(Records contained in a dataset)
++++++++++++++++++++
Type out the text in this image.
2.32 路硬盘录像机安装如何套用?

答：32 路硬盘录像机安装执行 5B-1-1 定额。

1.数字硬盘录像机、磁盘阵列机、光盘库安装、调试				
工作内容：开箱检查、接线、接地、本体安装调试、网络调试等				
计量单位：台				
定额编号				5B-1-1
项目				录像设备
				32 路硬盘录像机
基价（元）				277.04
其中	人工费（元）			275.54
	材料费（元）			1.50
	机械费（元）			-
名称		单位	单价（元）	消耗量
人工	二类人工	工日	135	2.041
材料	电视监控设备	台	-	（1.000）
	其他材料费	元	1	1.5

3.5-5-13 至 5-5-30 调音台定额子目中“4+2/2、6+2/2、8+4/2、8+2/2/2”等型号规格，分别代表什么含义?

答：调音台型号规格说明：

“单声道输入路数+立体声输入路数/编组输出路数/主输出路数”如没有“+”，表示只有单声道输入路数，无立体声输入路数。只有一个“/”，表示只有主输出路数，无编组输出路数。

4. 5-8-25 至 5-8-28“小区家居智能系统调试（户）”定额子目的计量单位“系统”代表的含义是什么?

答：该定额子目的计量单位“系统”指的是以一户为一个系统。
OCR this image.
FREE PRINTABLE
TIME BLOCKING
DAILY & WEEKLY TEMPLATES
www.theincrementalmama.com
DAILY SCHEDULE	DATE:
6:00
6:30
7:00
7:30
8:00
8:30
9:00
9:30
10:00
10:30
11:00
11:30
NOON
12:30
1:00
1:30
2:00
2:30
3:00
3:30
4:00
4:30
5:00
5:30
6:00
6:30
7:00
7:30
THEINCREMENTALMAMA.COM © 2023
++++++++++++++++++++
◆ **STATED GOAL**: The records above should be returned exactly.

◆ **WORKED SOLUTION**:
Type out the text in this image.
2.32 路硬盘录像机安装如何套用?

答：32 路硬盘录像机安装执行 5B-1-1 定额。

1.数字硬盘录像机、磁盘阵列机、光盘库安装、调试				
工作内容：开箱检查、接线、接地、本体安装调试、网络调试等				
计量单位：台				
定额编号				5B-1-1
项目				录像设备
				32 路硬盘录像机
基价（元）				277.04
其中	人工费（元）			275.54
	材料费（元）			1.50
	机械费（元）			-
名称		单位	单价（元）	消耗量
人工	二类人工	工日	135	2.041
材料	电视监控设备	台	-	（1.000）
	其他材料费	元	1	1.5

3.5-5-13 至 5-5-30 调音台定额子目中“4+2/2、6+2/2、8+4/2、8+2/2/2”等型号规格，分别代表什么含义?

答：调音台型号规格说明：

“单声道输入路数+立体声输入路数/编组输出路数/主输出路数”如没有“+”，表示只有单声道输入路数，无立体声输入路数。只有一个“/”，表示只有主输出路数，无编组输出路数。

4. 5-8-25 至 5-8-28“小区家居智能系统调试（户）”定额子目的计量单位“系统”代表的含义是什么?

答：该定额子目的计量单位“系统”指的是以一户为一个系统。
OCR this image.
FREE PRINTABLE
TIME BLOCKING
DAILY & WEEKLY TEMPLATES
www.theincrementalmama.com
DAILY SCHEDULE	DATE:
6:00
6:30
7:00
7:30
8:00
8:30
9:00
9:30
10:00
10:30
11:00
11:30
NOON
12:30
1:00
1:30
2:00
2:30
3:00
3:30
4:00
4:30
5:00
5:30
6:00
6:30
7:00
7:30
THEINCREMENTALMAMA.COM © 2023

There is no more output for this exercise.